→ Aim: Repeat the entire listing exactly as written.

==================================================

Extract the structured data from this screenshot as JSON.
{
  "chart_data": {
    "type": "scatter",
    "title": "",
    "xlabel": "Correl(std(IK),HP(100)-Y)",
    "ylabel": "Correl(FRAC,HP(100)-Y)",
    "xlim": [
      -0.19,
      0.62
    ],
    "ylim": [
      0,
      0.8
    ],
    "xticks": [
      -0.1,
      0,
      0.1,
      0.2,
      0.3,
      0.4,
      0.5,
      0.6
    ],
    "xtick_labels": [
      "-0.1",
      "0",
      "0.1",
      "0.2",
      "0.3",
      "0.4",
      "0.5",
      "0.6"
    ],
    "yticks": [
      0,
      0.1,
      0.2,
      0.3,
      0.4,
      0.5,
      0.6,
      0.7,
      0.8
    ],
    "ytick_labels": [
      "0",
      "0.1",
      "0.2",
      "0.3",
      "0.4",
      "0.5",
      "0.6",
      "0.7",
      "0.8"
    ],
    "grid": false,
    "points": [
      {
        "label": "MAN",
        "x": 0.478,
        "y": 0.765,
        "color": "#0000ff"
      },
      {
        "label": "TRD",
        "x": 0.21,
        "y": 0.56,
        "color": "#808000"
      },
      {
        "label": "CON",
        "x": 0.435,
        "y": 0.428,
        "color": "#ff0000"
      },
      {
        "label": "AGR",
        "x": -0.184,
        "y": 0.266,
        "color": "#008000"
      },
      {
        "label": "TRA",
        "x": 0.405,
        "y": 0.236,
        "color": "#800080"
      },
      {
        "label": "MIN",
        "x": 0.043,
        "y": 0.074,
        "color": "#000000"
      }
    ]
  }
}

==================================================

→ Output for this exercise:
Extract the structured data from this screenshot as JSON.
{
  "chart_data": {
    "type": "scatter",
    "title": "",
    "xlabel": "Correl(std(IK),HP(100)-Y)",
    "ylabel": "Correl(FRAC,HP(100)-Y)",
    "xlim": [
      -0.19,
      0.62
    ],
    "ylim": [
      0,
      0.8
    ],
    "xticks": [
      -0.1,
      0,
      0.1,
      0.2,
      0.3,
      0.4,
      0.5,
      0.6
    ],
    "xtick_labels": [
      "-0.1",
      "0",
      "0.1",
      "0.2",
      "0.3",
      "0.4",
      "0.5",
      "0.6"
    ],
    "yticks": [
      0,
      0.1,
      0.2,
      0.3,
      0.4,
      0.5,
      0.6,
      0.7,
      0.8
    ],
    "ytick_labels": [
      "0",
      "0.1",
      "0.2",
      "0.3",
      "0.4",
      "0.5",
      "0.6",
      "0.7",
      "0.8"
    ],
    "grid": false,
    "points": [
      {
        "label": "MAN",
        "x": 0.478,
        "y": 0.765,
        "color": "#0000ff"
      },
      {
        "label": "TRD",
        "x": 0.21,
        "y": 0.56,
        "color": "#808000"
      },
      {
        "label": "CON",
        "x": 0.435,
        "y": 0.428,
        "color": "#ff0000"
      },
      {
        "label": "AGR",
        "x": -0.184,
        "y": 0.266,
        "color": "#008000"
      },
      {
        "label": "TRA",
        "x": 0.405,
        "y": 0.236,
        "color": "#800080"
      },
      {
        "label": "MIN",
        "x": 0.043,
        "y": 0.074,
        "color": "#000000"
      }
    ]
  }
}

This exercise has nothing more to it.